(Task): Note each line where "icon" appears, and copy it.

(Dataset rows):
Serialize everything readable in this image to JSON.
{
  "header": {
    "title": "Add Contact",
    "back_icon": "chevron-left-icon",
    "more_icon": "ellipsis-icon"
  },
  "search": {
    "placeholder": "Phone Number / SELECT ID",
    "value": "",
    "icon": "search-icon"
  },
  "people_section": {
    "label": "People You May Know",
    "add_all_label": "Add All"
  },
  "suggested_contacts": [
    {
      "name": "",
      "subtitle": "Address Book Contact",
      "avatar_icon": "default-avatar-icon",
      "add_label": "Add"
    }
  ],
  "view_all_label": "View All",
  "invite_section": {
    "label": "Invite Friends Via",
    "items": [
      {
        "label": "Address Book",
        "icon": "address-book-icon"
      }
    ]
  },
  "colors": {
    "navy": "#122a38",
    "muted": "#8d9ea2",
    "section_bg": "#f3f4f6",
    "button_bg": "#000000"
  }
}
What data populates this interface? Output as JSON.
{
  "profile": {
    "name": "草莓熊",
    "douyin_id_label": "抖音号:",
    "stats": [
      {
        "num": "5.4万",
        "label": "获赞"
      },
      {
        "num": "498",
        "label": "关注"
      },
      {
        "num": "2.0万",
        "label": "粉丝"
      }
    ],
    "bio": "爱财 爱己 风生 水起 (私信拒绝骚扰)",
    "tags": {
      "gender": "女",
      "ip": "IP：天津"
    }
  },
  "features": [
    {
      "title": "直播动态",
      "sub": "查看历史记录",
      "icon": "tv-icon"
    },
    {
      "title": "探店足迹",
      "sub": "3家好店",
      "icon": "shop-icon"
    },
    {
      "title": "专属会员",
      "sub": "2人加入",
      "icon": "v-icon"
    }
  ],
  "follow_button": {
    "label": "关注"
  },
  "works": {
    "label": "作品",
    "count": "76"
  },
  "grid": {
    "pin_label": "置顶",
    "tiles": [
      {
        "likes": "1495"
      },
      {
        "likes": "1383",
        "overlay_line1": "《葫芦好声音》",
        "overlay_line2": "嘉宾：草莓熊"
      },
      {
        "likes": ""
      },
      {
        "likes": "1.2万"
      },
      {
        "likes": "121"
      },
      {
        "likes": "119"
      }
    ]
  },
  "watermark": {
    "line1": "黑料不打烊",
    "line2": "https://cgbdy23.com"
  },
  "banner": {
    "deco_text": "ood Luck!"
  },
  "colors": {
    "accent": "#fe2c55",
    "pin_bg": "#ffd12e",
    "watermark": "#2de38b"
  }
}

(Full response):
    "back_icon": "chevron-left-icon",
    "more_icon": "ellipsis-icon"
    "icon": "search-icon"
      "avatar_icon": "default-avatar-icon",
        "icon": "address-book-icon"
      "icon": "tv-icon"
      "icon": "shop-icon"
      "icon": "v-icon"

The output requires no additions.